#### LISTED RECORDS
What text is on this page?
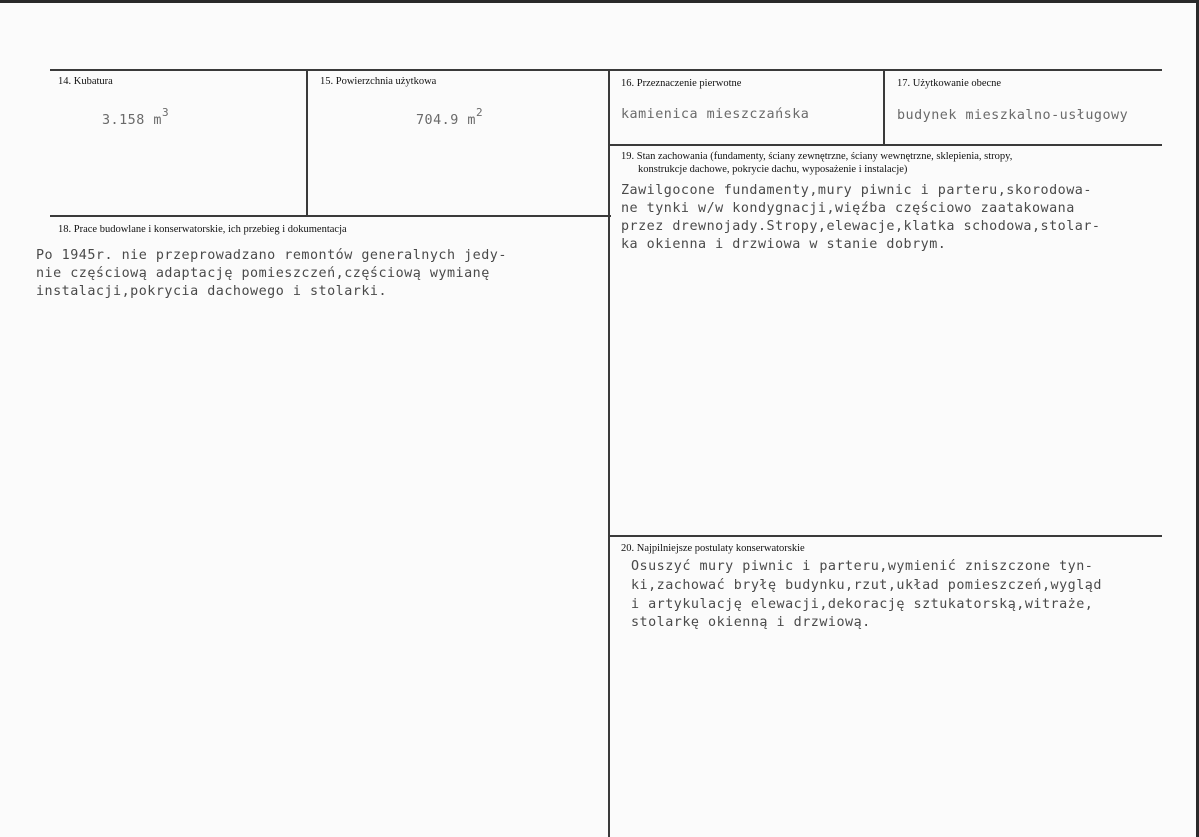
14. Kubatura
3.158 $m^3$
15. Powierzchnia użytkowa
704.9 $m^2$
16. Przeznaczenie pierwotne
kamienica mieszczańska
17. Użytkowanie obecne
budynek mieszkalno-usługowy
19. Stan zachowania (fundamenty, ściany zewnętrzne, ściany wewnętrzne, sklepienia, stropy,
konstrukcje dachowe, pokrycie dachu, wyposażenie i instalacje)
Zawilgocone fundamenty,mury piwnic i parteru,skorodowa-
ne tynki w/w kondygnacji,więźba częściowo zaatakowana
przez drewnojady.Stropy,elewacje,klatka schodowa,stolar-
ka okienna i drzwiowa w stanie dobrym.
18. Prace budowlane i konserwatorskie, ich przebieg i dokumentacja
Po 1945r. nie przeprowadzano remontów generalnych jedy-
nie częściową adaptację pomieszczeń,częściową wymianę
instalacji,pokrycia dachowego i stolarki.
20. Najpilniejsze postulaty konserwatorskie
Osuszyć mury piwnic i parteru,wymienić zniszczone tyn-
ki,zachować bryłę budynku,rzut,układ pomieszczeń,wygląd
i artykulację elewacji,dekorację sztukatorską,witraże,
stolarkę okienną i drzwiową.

#### WRITTEN TASK
Copy every record above exactly, leaving out the pictures.

#### COMPLETE OUTPUT
What text is on this page?
14. Kubatura
3.158 $m^3$
15. Powierzchnia użytkowa
704.9 $m^2$
16. Przeznaczenie pierwotne
kamienica mieszczańska
17. Użytkowanie obecne
budynek mieszkalno-usługowy
19. Stan zachowania (fundamenty, ściany zewnętrzne, ściany wewnętrzne, sklepienia, stropy,
konstrukcje dachowe, pokrycie dachu, wyposażenie i instalacje)
Zawilgocone fundamenty,mury piwnic i parteru,skorodowa-
ne tynki w/w kondygnacji,więźba częściowo zaatakowana
przez drewnojady.Stropy,elewacje,klatka schodowa,stolar-
ka okienna i drzwiowa w stanie dobrym.
18. Prace budowlane i konserwatorskie, ich przebieg i dokumentacja
Po 1945r. nie przeprowadzano remontów generalnych jedy-
nie częściową adaptację pomieszczeń,częściową wymianę
instalacji,pokrycia dachowego i stolarki.
20. Najpilniejsze postulaty konserwatorskie
Osuszyć mury piwnic i parteru,wymienić zniszczone tyn-
ki,zachować bryłę budynku,rzut,układ pomieszczeń,wygląd
i artykulację elewacji,dekorację sztukatorską,witraże,
stolarkę okienną i drzwiową.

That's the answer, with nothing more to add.